Stored data:
——

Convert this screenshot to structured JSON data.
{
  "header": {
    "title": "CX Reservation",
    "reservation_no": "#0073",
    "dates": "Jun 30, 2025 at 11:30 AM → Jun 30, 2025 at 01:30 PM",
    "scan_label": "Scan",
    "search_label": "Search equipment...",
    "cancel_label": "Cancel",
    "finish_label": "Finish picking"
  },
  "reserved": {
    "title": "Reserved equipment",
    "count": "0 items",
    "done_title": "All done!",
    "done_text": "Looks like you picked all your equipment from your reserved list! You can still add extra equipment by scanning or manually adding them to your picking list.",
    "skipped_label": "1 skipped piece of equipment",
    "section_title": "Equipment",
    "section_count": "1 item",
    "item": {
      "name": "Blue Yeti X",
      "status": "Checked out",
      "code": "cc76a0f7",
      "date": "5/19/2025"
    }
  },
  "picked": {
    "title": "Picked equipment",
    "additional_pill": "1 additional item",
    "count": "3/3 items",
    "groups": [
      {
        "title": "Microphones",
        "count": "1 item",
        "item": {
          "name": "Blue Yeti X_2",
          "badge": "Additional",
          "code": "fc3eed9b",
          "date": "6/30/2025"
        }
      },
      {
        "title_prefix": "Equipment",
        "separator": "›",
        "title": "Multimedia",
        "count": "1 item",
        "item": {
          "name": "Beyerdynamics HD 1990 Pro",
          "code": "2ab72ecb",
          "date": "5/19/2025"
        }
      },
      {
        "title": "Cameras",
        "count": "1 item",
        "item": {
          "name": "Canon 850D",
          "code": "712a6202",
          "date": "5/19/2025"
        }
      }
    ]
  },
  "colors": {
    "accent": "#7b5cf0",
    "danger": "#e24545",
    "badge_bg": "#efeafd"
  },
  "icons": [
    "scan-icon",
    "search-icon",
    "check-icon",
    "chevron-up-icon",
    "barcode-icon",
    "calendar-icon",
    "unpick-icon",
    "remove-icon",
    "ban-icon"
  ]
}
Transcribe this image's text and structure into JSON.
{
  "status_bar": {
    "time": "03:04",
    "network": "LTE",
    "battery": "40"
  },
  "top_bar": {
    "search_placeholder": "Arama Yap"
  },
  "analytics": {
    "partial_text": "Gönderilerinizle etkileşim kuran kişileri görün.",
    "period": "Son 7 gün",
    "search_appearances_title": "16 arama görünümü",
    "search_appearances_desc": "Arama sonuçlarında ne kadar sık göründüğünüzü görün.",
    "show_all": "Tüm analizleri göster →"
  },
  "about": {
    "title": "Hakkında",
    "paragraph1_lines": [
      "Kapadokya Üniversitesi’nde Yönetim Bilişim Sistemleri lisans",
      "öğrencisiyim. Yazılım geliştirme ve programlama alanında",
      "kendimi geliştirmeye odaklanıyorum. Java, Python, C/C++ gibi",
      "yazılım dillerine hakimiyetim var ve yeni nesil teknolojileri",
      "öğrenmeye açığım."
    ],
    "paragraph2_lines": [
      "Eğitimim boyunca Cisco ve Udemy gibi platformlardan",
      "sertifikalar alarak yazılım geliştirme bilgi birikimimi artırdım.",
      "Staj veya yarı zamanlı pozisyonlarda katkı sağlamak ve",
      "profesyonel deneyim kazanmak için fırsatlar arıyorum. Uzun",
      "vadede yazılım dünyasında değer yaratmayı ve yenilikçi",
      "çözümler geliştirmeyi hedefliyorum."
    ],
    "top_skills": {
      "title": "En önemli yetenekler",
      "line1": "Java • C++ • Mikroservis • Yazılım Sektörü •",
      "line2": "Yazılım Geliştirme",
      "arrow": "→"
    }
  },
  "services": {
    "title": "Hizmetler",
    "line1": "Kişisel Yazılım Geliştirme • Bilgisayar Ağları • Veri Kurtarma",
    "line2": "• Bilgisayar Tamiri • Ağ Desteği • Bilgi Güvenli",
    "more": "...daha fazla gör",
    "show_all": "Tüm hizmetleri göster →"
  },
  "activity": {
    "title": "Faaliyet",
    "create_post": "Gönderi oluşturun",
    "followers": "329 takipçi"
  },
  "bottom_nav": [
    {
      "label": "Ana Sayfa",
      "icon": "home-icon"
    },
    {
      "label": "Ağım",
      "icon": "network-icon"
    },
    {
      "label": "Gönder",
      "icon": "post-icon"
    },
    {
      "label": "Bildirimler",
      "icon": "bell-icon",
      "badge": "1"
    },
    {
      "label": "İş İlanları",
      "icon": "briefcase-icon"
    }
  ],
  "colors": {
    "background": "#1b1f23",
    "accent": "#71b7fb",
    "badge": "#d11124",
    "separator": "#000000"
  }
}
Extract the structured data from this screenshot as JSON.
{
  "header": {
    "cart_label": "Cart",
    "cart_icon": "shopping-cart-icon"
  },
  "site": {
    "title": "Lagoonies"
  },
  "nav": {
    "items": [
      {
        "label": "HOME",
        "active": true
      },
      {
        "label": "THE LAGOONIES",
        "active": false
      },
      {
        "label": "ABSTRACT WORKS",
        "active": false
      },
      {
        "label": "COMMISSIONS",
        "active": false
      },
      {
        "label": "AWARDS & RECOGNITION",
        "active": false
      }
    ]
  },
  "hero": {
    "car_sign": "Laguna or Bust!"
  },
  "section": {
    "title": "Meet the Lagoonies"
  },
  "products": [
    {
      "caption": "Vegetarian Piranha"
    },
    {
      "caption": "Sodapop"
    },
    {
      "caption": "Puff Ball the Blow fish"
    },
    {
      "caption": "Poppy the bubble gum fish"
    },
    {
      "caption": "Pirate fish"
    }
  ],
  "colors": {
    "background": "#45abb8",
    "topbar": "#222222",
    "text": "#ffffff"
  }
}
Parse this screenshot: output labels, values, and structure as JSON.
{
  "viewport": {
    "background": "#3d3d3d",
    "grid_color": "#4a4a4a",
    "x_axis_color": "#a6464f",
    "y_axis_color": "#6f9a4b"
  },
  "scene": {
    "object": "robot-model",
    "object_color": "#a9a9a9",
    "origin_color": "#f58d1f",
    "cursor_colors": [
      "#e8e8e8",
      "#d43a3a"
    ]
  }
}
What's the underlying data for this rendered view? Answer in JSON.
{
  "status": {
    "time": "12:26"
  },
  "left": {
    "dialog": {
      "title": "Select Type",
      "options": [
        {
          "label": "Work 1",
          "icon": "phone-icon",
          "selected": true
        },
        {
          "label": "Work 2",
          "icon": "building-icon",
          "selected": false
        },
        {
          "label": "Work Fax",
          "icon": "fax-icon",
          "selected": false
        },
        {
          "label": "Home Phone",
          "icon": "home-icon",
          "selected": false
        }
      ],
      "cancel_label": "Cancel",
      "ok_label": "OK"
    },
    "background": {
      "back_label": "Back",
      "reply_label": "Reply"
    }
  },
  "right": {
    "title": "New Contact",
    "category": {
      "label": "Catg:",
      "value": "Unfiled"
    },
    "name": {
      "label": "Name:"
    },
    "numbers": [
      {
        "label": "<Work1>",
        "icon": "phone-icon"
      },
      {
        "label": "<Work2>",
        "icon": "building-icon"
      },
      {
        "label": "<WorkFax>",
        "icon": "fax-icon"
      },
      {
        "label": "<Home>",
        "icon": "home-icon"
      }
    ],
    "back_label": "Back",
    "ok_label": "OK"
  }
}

——

Task prompt:
Within the material above, find the lines that contain the word "Java"; copy them.

Reply:
      "kendimi geliştirmeye odaklanıyorum. Java, Python, C/C++ gibi",
      "line1": "Java • C++ • Mikroservis • Yazılım Sektörü •",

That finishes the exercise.